SELECTED PASSAGE:
-------
1
votes

I am trying to compare the coefficients of two linear regressions with the same variables, but run for different subgroups. I want to check if the coefficients in my model 1 are equal to my coefficients in my model 2. I need to know for each coefficient.

My reproducible data :

Data <- data.frame(
gender = sample (c("men", "women"), 2000, replace = TRUE),
var1 = sample (c("value1", "value2"), 2000, replace = TRUE),
var2 = sample (c("valueA", "valueB"), 2000, replace = TRUE),
y = sample(0:10, 2000, replace = TRUE)
)

I run the two regressions :

men <- subset(Data, gender =="men")
women <- subset(Data, gender =="women")

lm.men <- lm(y~var1+var2, data = men)
summary(lm.men)
lm.women <- lm(y~var1+var2, data = women)
summary(lm.women)

Basically, I want to test if:

  • coefficient var1 in lm.men = coefficient var1 in lm.women
  • coefficient var2 in lm.men = coefficient var2 in lm.women

I can't use the anova() function, because my two samples are different. I think I should apply an F-test but I can't find a function for this test.

Does anyone know how to solve my problem ?

1
This is more of a "Cross-Validated" question, and one that already has an answer - Barker
oops. at least my answer gives R-coding details that aren't included in the CV answers. - Ben Bolker

1 Answers

2
votes

As @Barker points out in comments, the statistical part of this question is already answered on CrossValidated; I'll add some R-coding details here.
-------
DATA ROWS:
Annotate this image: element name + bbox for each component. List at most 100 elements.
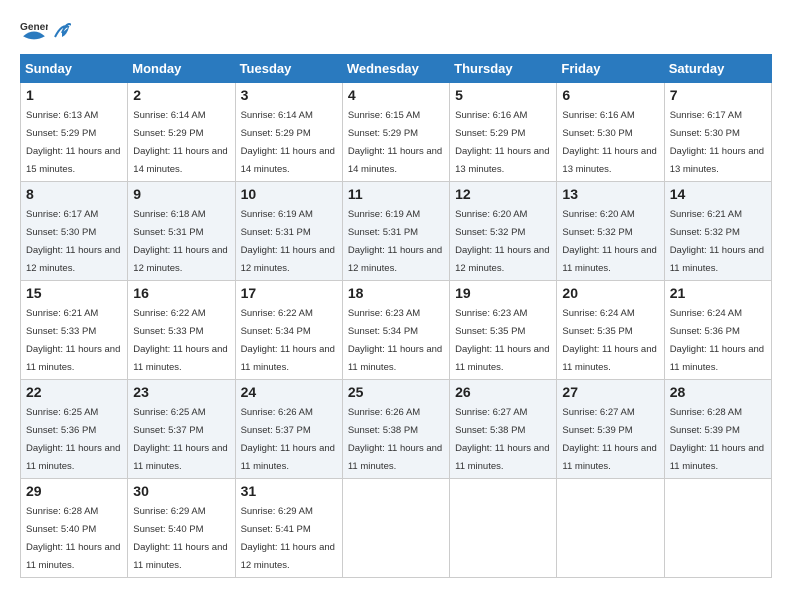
day-number: 6 <box>562 87 658 103</box>
day-number: 28 <box>670 384 766 400</box>
day-number: 23 <box>133 384 229 400</box>
day-number: 4 <box>348 87 444 103</box>
calendar-cell: 27 Sunrise: 6:27 AMSunset: 5:39 PMDaylig… <box>557 380 664 479</box>
calendar-cell: 25 Sunrise: 6:26 AMSunset: 5:38 PMDaylig… <box>342 380 449 479</box>
day-number: 12 <box>455 186 551 202</box>
calendar-cell: 21 Sunrise: 6:24 AMSunset: 5:36 PMDaylig… <box>664 281 771 380</box>
day-info: Sunrise: 6:17 AMSunset: 5:30 PMDaylight:… <box>26 209 120 274</box>
calendar-cell: 8 Sunrise: 6:17 AMSunset: 5:30 PMDayligh… <box>21 182 128 281</box>
day-info: Sunrise: 6:22 AMSunset: 5:33 PMDaylight:… <box>133 308 227 373</box>
logo: General <box>20 16 72 44</box>
day-info: Sunrise: 6:23 AMSunset: 5:34 PMDaylight:… <box>348 308 442 373</box>
calendar-day-header: Sunday <box>21 55 128 83</box>
day-info: Sunrise: 6:14 AMSunset: 5:29 PMDaylight:… <box>241 110 335 175</box>
day-info: Sunrise: 6:21 AMSunset: 5:33 PMDaylight:… <box>26 308 120 373</box>
calendar-table: SundayMondayTuesdayWednesdayThursdayFrid… <box>20 54 772 578</box>
day-info: Sunrise: 6:19 AMSunset: 5:31 PMDaylight:… <box>348 209 442 274</box>
calendar-cell: 28 Sunrise: 6:28 AMSunset: 5:39 PMDaylig… <box>664 380 771 479</box>
day-number: 9 <box>133 186 229 202</box>
day-info: Sunrise: 6:29 AMSunset: 5:40 PMDaylight:… <box>133 506 227 571</box>
day-info: Sunrise: 6:27 AMSunset: 5:39 PMDaylight:… <box>562 407 656 472</box>
day-number: 22 <box>26 384 122 400</box>
calendar-cell: 11 Sunrise: 6:19 AMSunset: 5:31 PMDaylig… <box>342 182 449 281</box>
day-info: Sunrise: 6:24 AMSunset: 5:36 PMDaylight:… <box>670 308 764 373</box>
calendar-cell: 13 Sunrise: 6:20 AMSunset: 5:32 PMDaylig… <box>557 182 664 281</box>
calendar-cell: 30 Sunrise: 6:29 AMSunset: 5:40 PMDaylig… <box>128 479 235 578</box>
day-number: 30 <box>133 483 229 499</box>
day-info: Sunrise: 6:22 AMSunset: 5:34 PMDaylight:… <box>241 308 335 373</box>
calendar-cell <box>664 479 771 578</box>
calendar-header-row: SundayMondayTuesdayWednesdayThursdayFrid… <box>21 55 772 83</box>
calendar-cell <box>450 479 557 578</box>
day-number: 2 <box>133 87 229 103</box>
calendar-week-row: 8 Sunrise: 6:17 AMSunset: 5:30 PMDayligh… <box>21 182 772 281</box>
day-number: 7 <box>670 87 766 103</box>
day-number: 26 <box>455 384 551 400</box>
day-number: 24 <box>241 384 337 400</box>
calendar-day-header: Monday <box>128 55 235 83</box>
day-info: Sunrise: 6:25 AMSunset: 5:37 PMDaylight:… <box>133 407 227 472</box>
calendar-cell: 18 Sunrise: 6:23 AMSunset: 5:34 PMDaylig… <box>342 281 449 380</box>
calendar-cell <box>342 479 449 578</box>
calendar-week-row: 22 Sunrise: 6:25 AMSunset: 5:36 PMDaylig… <box>21 380 772 479</box>
calendar-cell: 16 Sunrise: 6:22 AMSunset: 5:33 PMDaylig… <box>128 281 235 380</box>
calendar-cell: 20 Sunrise: 6:24 AMSunset: 5:35 PMDaylig… <box>557 281 664 380</box>
day-number: 17 <box>241 285 337 301</box>
calendar-cell: 17 Sunrise: 6:22 AMSunset: 5:34 PMDaylig… <box>235 281 342 380</box>
calendar-cell: 29 Sunrise: 6:28 AMSunset: 5:40 PMDaylig… <box>21 479 128 578</box>
calendar-day-header: Tuesday <box>235 55 342 83</box>
day-info: Sunrise: 6:25 AMSunset: 5:36 PMDaylight:… <box>26 407 120 472</box>
day-info: Sunrise: 6:20 AMSunset: 5:32 PMDaylight:… <box>455 209 549 274</box>
calendar-cell: 15 Sunrise: 6:21 AMSunset: 5:33 PMDaylig… <box>21 281 128 380</box>
calendar-day-header: Thursday <box>450 55 557 83</box>
day-info: Sunrise: 6:23 AMSunset: 5:35 PMDaylight:… <box>455 308 549 373</box>
svg-text:General: General <box>20 22 48 33</box>
day-number: 14 <box>670 186 766 202</box>
calendar-cell: 12 Sunrise: 6:20 AMSunset: 5:32 PMDaylig… <box>450 182 557 281</box>
calendar-cell: 19 Sunrise: 6:23 AMSunset: 5:35 PMDaylig… <box>450 281 557 380</box>
calendar-cell: 2 Sunrise: 6:14 AMSunset: 5:29 PMDayligh… <box>128 83 235 182</box>
day-info: Sunrise: 6:15 AMSunset: 5:29 PMDaylight:… <box>348 110 442 175</box>
day-info: Sunrise: 6:16 AMSunset: 5:30 PMDaylight:… <box>562 110 656 175</box>
calendar-cell: 3 Sunrise: 6:14 AMSunset: 5:29 PMDayligh… <box>235 83 342 182</box>
day-info: Sunrise: 6:28 AMSunset: 5:39 PMDaylight:… <box>670 407 764 472</box>
day-number: 20 <box>562 285 658 301</box>
day-number: 19 <box>455 285 551 301</box>
day-info: Sunrise: 6:28 AMSunset: 5:40 PMDaylight:… <box>26 506 120 571</box>
calendar-day-header: Wednesday <box>342 55 449 83</box>
calendar-day-header: Saturday <box>664 55 771 83</box>
logo-bird-icon <box>53 19 71 41</box>
day-info: Sunrise: 6:14 AMSunset: 5:29 PMDaylight:… <box>133 110 227 175</box>
calendar-week-row: 15 Sunrise: 6:21 AMSunset: 5:33 PMDaylig… <box>21 281 772 380</box>
calendar-cell: 22 Sunrise: 6:25 AMSunset: 5:36 PMDaylig… <box>21 380 128 479</box>
header: General <box>20 16 772 44</box>
day-number: 21 <box>670 285 766 301</box>
calendar-cell: 31 Sunrise: 6:29 AMSunset: 5:41 PMDaylig… <box>235 479 342 578</box>
day-info: Sunrise: 6:19 AMSunset: 5:31 PMDaylight:… <box>241 209 335 274</box>
day-info: Sunrise: 6:17 AMSunset: 5:30 PMDaylight:… <box>670 110 764 175</box>
day-number: 13 <box>562 186 658 202</box>
day-info: Sunrise: 6:21 AMSunset: 5:32 PMDaylight:… <box>670 209 764 274</box>
day-number: 25 <box>348 384 444 400</box>
page: General SundayMondayTuesdayW <box>0 0 792 612</box>
day-number: 18 <box>348 285 444 301</box>
day-info: Sunrise: 6:26 AMSunset: 5:38 PMDaylight:… <box>348 407 442 472</box>
day-info: Sunrise: 6:18 AMSunset: 5:31 PMDaylight:… <box>133 209 227 274</box>
calendar-week-row: 29 Sunrise: 6:28 AMSunset: 5:40 PMDaylig… <box>21 479 772 578</box>
day-number: 8 <box>26 186 122 202</box>
calendar-cell: 4 Sunrise: 6:15 AMSunset: 5:29 PMDayligh… <box>342 83 449 182</box>
calendar-cell: 14 Sunrise: 6:21 AMSunset: 5:32 PMDaylig… <box>664 182 771 281</box>
day-number: 31 <box>241 483 337 499</box>
calendar-cell <box>557 479 664 578</box>
day-number: 10 <box>241 186 337 202</box>
day-info: Sunrise: 6:27 AMSunset: 5:38 PMDaylight:… <box>455 407 549 472</box>
day-number: 11 <box>348 186 444 202</box>
calendar-cell: 7 Sunrise: 6:17 AMSunset: 5:30 PMDayligh… <box>664 83 771 182</box>
calendar-cell: 1 Sunrise: 6:13 AMSunset: 5:29 PMDayligh… <box>21 83 128 182</box>
calendar-cell: 10 Sunrise: 6:19 AMSunset: 5:31 PMDaylig… <box>235 182 342 281</box>
day-number: 16 <box>133 285 229 301</box>
day-number: 15 <box>26 285 122 301</box>
day-number: 29 <box>26 483 122 499</box>
day-info: Sunrise: 6:16 AMSunset: 5:29 PMDaylight:… <box>455 110 549 175</box>
day-number: 27 <box>562 384 658 400</box>
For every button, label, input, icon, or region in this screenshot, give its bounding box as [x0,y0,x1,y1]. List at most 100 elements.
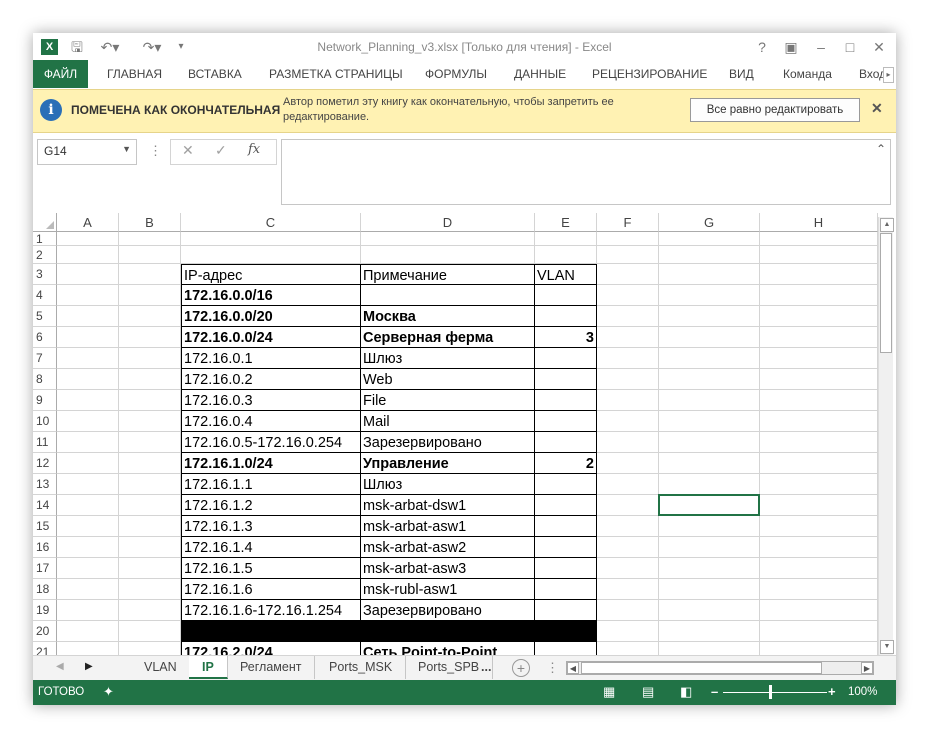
cell-a11[interactable] [57,432,119,453]
cell-f14[interactable] [597,495,659,516]
cell-e14[interactable] [535,495,597,516]
cell-c17[interactable]: 172.16.1.5 [181,558,361,579]
cell-c21[interactable]: 172.16.2.0/24 [181,642,361,655]
scroll-down-icon[interactable]: ▼ [880,640,894,654]
cell-d3[interactable]: Примечание [361,264,535,285]
row-header[interactable]: 5 [33,306,57,327]
normal-view-icon[interactable]: ▦ [603,684,615,700]
cell-c11[interactable]: 172.16.0.5-172.16.0.254 [181,432,361,453]
tab-formulas[interactable]: ФОРМУЛЫ [425,60,487,88]
cell-h9[interactable] [760,390,878,411]
cell-d16[interactable]: msk-arbat-asw2 [361,537,535,558]
cell-b14[interactable] [119,495,181,516]
cell-f3[interactable] [597,264,659,285]
cell-d8[interactable]: Web [361,369,535,390]
cell-b4[interactable] [119,285,181,306]
cell-d13[interactable]: Шлюз [361,474,535,495]
cell-d21[interactable]: Сеть Point-to-Point [361,642,535,655]
cell-c20[interactable] [181,621,361,642]
cell-b8[interactable] [119,369,181,390]
cell-a7[interactable] [57,348,119,369]
cell-a4[interactable] [57,285,119,306]
cell-b18[interactable] [119,579,181,600]
column-header-f[interactable]: F [597,213,659,232]
cell-h14[interactable] [760,495,878,516]
cell-a18[interactable] [57,579,119,600]
page-layout-view-icon[interactable]: ▤ [642,684,654,700]
cell-f10[interactable] [597,411,659,432]
cell-c13[interactable]: 172.16.1.1 [181,474,361,495]
cell-e2[interactable] [535,246,597,264]
horizontal-scrollbar[interactable]: ◀ ▶ [566,661,874,675]
cell-e5[interactable] [535,306,597,327]
cell-g21[interactable] [659,642,760,655]
cell-a10[interactable] [57,411,119,432]
cell-h12[interactable] [760,453,878,474]
cell-f13[interactable] [597,474,659,495]
cell-c5[interactable]: 172.16.0.0/20 [181,306,361,327]
cell-d17[interactable]: msk-arbat-asw3 [361,558,535,579]
cell-b7[interactable] [119,348,181,369]
cell-c3[interactable]: IP-адрес [181,264,361,285]
row-header[interactable]: 4 [33,285,57,306]
tab-view[interactable]: ВИД [729,60,754,88]
scroll-up-icon[interactable]: ▲ [880,218,894,232]
row-header[interactable]: 13 [33,474,57,495]
cell-a21[interactable] [57,642,119,655]
column-header-e[interactable]: E [535,213,597,232]
minimize-icon[interactable]: – [811,37,831,57]
row-header[interactable]: 14 [33,495,57,516]
cell-g8[interactable] [659,369,760,390]
cell-e16[interactable] [535,537,597,558]
row-header[interactable]: 15 [33,516,57,537]
edit-anyway-button[interactable]: Все равно редактировать [690,98,860,122]
zoom-slider-thumb[interactable] [769,685,772,699]
cell-f11[interactable] [597,432,659,453]
cell-g10[interactable] [659,411,760,432]
cell-a14[interactable] [57,495,119,516]
cell-g19[interactable] [659,600,760,621]
cell-a15[interactable] [57,516,119,537]
cell-a6[interactable] [57,327,119,348]
cell-b3[interactable] [119,264,181,285]
formula-input[interactable]: ⌃ [281,139,891,205]
cell-b10[interactable] [119,411,181,432]
cell-h11[interactable] [760,432,878,453]
cell-g5[interactable] [659,306,760,327]
cell-b19[interactable] [119,600,181,621]
cell-c15[interactable]: 172.16.1.3 [181,516,361,537]
cell-b9[interactable] [119,390,181,411]
row-header[interactable]: 11 [33,432,57,453]
cell-f16[interactable] [597,537,659,558]
sheet-tab-ports-msk[interactable]: Ports_MSK [316,656,407,679]
cell-b13[interactable] [119,474,181,495]
cell-f18[interactable] [597,579,659,600]
cell-c9[interactable]: 172.16.0.3 [181,390,361,411]
ribbon-scroll-right-icon[interactable]: ▸ [883,67,894,83]
row-header[interactable]: 12 [33,453,57,474]
cell-h5[interactable] [760,306,878,327]
cell-a20[interactable] [57,621,119,642]
prev-sheet-icon[interactable]: ◀ [56,661,64,672]
cell-e18[interactable] [535,579,597,600]
cell-d18[interactable]: msk-rubl-asw1 [361,579,535,600]
cell-g13[interactable] [659,474,760,495]
chevron-down-icon[interactable]: ▼ [122,144,131,154]
cell-g11[interactable] [659,432,760,453]
cell-b12[interactable] [119,453,181,474]
cell-b2[interactable] [119,246,181,264]
select-all-corner[interactable] [33,213,57,232]
cell-c14[interactable]: 172.16.1.2 [181,495,361,516]
cell-g4[interactable] [659,285,760,306]
cell-h19[interactable] [760,600,878,621]
cell-b5[interactable] [119,306,181,327]
row-header[interactable]: 18 [33,579,57,600]
cell-g2[interactable] [659,246,760,264]
row-header[interactable]: 10 [33,411,57,432]
cell-c12[interactable]: 172.16.1.0/24 [181,453,361,474]
row-header[interactable]: 19 [33,600,57,621]
sheet-tab-reglament[interactable]: Регламент [227,656,316,679]
cell-d12[interactable]: Управление [361,453,535,474]
row-header[interactable]: 3 [33,264,57,285]
cell-c18[interactable]: 172.16.1.6 [181,579,361,600]
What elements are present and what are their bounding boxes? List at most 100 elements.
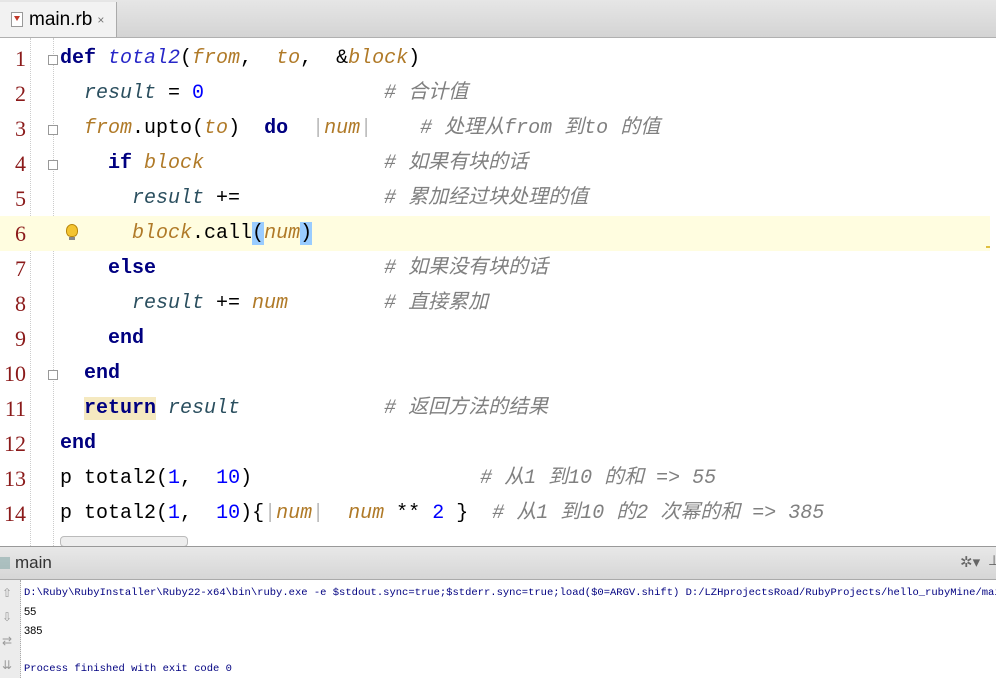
tab-main-rb[interactable]: main.rb ×: [0, 2, 117, 37]
code-line[interactable]: 6 block.call(num): [0, 216, 990, 251]
console-output-line: 55: [24, 606, 37, 618]
code-token: num: [252, 292, 289, 315]
code-token: end: [84, 362, 121, 385]
close-tab-icon[interactable]: ×: [97, 13, 104, 27]
code-token: 2: [432, 502, 445, 525]
code-token: result: [132, 292, 205, 315]
code-line[interactable]: 14 p total2(1, 10){|num| num ** 2 } # 从1 …: [0, 496, 990, 531]
code-token: # 返回方法的结果: [384, 397, 549, 420]
code-line[interactable]: 1 def total2(from, to, &block): [0, 41, 990, 76]
console-toolbar: ⇧ ⇩ ⇄ ⇊: [0, 580, 21, 678]
line-number: 9: [15, 326, 26, 351]
code-token: ): [240, 467, 253, 490]
code-text: block.call(num): [60, 216, 313, 251]
code-token: num: [276, 502, 313, 525]
code-line[interactable]: 7 else # 如果没有块的话: [0, 251, 990, 286]
line-number: 2: [15, 81, 26, 106]
code-token: num: [324, 117, 361, 140]
code-token: # 合计值: [384, 82, 469, 105]
code-token: ){: [240, 502, 265, 525]
code-token: ): [408, 47, 421, 70]
code-text: return result # 返回方法的结果: [60, 391, 548, 426]
code-line[interactable]: 2 result = 0 # 合计值: [0, 76, 990, 111]
code-token: block: [348, 47, 409, 70]
code-line[interactable]: 4 if block # 如果有块的话: [0, 146, 990, 181]
code-token: , &: [300, 47, 349, 70]
wrap-icon[interactable]: ⇄: [2, 634, 12, 648]
fold-marker-icon[interactable]: [48, 370, 58, 380]
code-token: 1: [168, 502, 181, 525]
code-token: +=: [204, 292, 253, 315]
pin-icon[interactable]: ⊥: [988, 552, 996, 569]
ruby-file-icon: [11, 12, 23, 27]
code-token: 1: [168, 467, 181, 490]
code-line[interactable]: 11 return result # 返回方法的结果: [0, 391, 990, 426]
code-token: num: [348, 502, 385, 525]
code-text: p total2(1, 10){|num| num ** 2 } # 从1 到1…: [60, 496, 824, 531]
code-text: def total2(from, to, &block): [60, 41, 420, 76]
code-token: result: [84, 82, 157, 105]
code-token: **: [384, 502, 433, 525]
code-token: # 如果没有块的话: [384, 257, 549, 280]
code-editor[interactable]: 1 def total2(from, to, &block) 2 result = …: [0, 38, 990, 548]
console-output-line: 385: [24, 625, 43, 637]
fold-marker-icon[interactable]: [48, 125, 58, 135]
code-line[interactable]: 3 from.upto(to) do |num| # 处理从from 到to 的…: [0, 111, 990, 146]
code-token: ): [300, 222, 313, 245]
code-line[interactable]: 10 end: [0, 356, 990, 391]
code-line[interactable]: 13 p total2(1, 10) # 从1 到10 的和 => 55: [0, 461, 990, 496]
up-arrow-icon[interactable]: ⇧: [2, 586, 12, 600]
code-line[interactable]: 8 result += num # 直接累加: [0, 286, 990, 321]
code-line[interactable]: 9 end: [0, 321, 990, 356]
run-panel-title[interactable]: main: [15, 553, 52, 573]
line-number: 8: [15, 291, 26, 316]
code-text: end: [60, 356, 120, 391]
code-token: }: [444, 502, 493, 525]
code-line[interactable]: 12 end: [0, 426, 990, 461]
code-line[interactable]: 5 result += # 累加经过块处理的值: [0, 181, 990, 216]
fold-marker-icon[interactable]: [48, 55, 58, 65]
code-token: ,: [240, 47, 277, 70]
code-token: # 从1 到10 的和 => 55: [480, 467, 717, 490]
line-number: 5: [15, 186, 26, 211]
line-number: 13: [4, 466, 26, 491]
line-number: 6: [15, 221, 26, 246]
code-token: ): [228, 117, 265, 140]
code-token: +=: [204, 187, 241, 210]
line-number: 4: [15, 151, 26, 176]
code-token: return: [84, 397, 157, 420]
code-token: |: [312, 117, 325, 140]
code-token: .upto(: [132, 117, 205, 140]
console-output[interactable]: D:\Ruby\RubyInstaller\Ruby22-x64\bin\rub…: [24, 582, 996, 678]
code-text: end: [60, 321, 144, 356]
scroll-to-end-icon[interactable]: ⇊: [2, 658, 12, 672]
code-text: result += # 累加经过块处理的值: [60, 181, 588, 216]
code-text: result = 0 # 合计值: [60, 76, 468, 111]
code-token: to: [204, 117, 229, 140]
code-text: from.upto(to) do |num| # 处理从from 到to 的值: [60, 111, 660, 146]
line-number: 11: [4, 396, 26, 421]
code-token: .call: [192, 222, 253, 245]
code-token: p total2(: [60, 467, 169, 490]
code-token: if: [108, 152, 133, 175]
gear-icon[interactable]: ✲▾: [960, 553, 980, 571]
line-number: 1: [15, 46, 26, 71]
code-token: # 从1 到10 的2 次幂的和 => 385: [492, 502, 825, 525]
down-arrow-icon[interactable]: ⇩: [2, 610, 12, 624]
code-token: from: [84, 117, 133, 140]
code-token: block: [144, 152, 205, 175]
code-token: result: [168, 397, 241, 420]
code-token: do: [264, 117, 289, 140]
fold-marker-icon[interactable]: [48, 160, 58, 170]
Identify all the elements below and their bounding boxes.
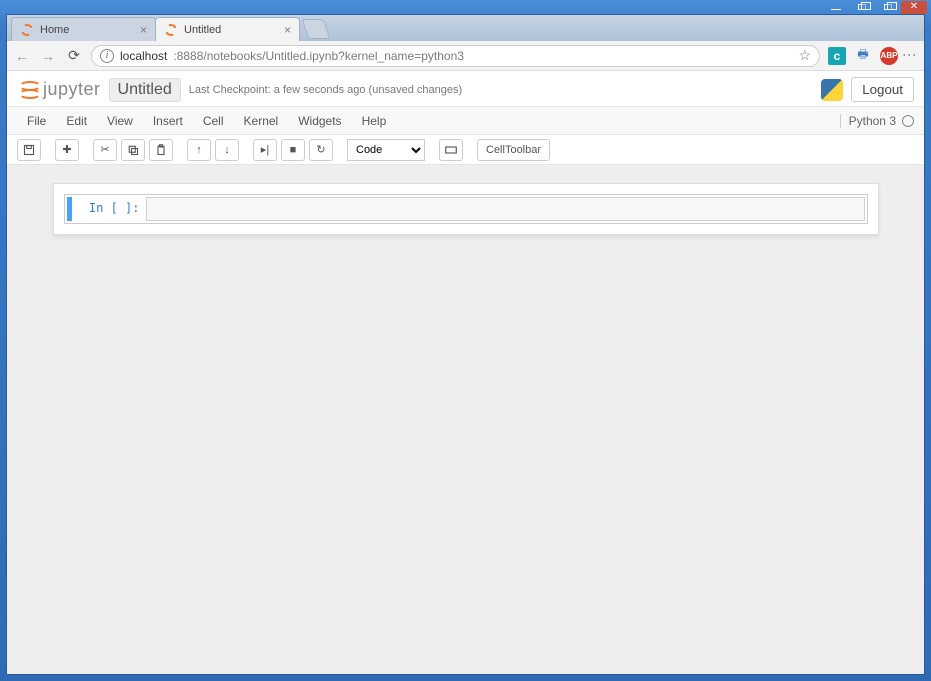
-------
EXERCISES:
a: List the names of all the columns created in the data frame in the regression thread.
b: Extend the forum thread on comparing regression coefficients, starting after its final sentence.
The records are separate material and have no connection to the regression thread.

RESPONSES IN ORDER:
a: gender, var1, var2, y

b:
In order to answer these questions ("do the effects of var1 and var2 differ significantly between men and women?), fit a model with variable-by-gender interactions and test the interaction terms.

Data <- data.frame(
     gender = sample (c("men", "women"), 2000, replace = TRUE),
     var1 = sample (c("value1", "value2"), 2000, replace = TRUE),
    var2 = sample (c("valueA", "valueB"), 2000, replace = TRUE),
    y = sample(0:10, 2000, replace = TRUE)
 )
 mm <- lm(y~(var1+var2)*gender,Data)

Here are the interaction terms:

interax <- c("var1value2:genderwomen","var2valueB:genderwomen")
printCoefmat(coef(summary(mm))[interax,])
##                        Estimate Std. Error t value Pr(>|t|)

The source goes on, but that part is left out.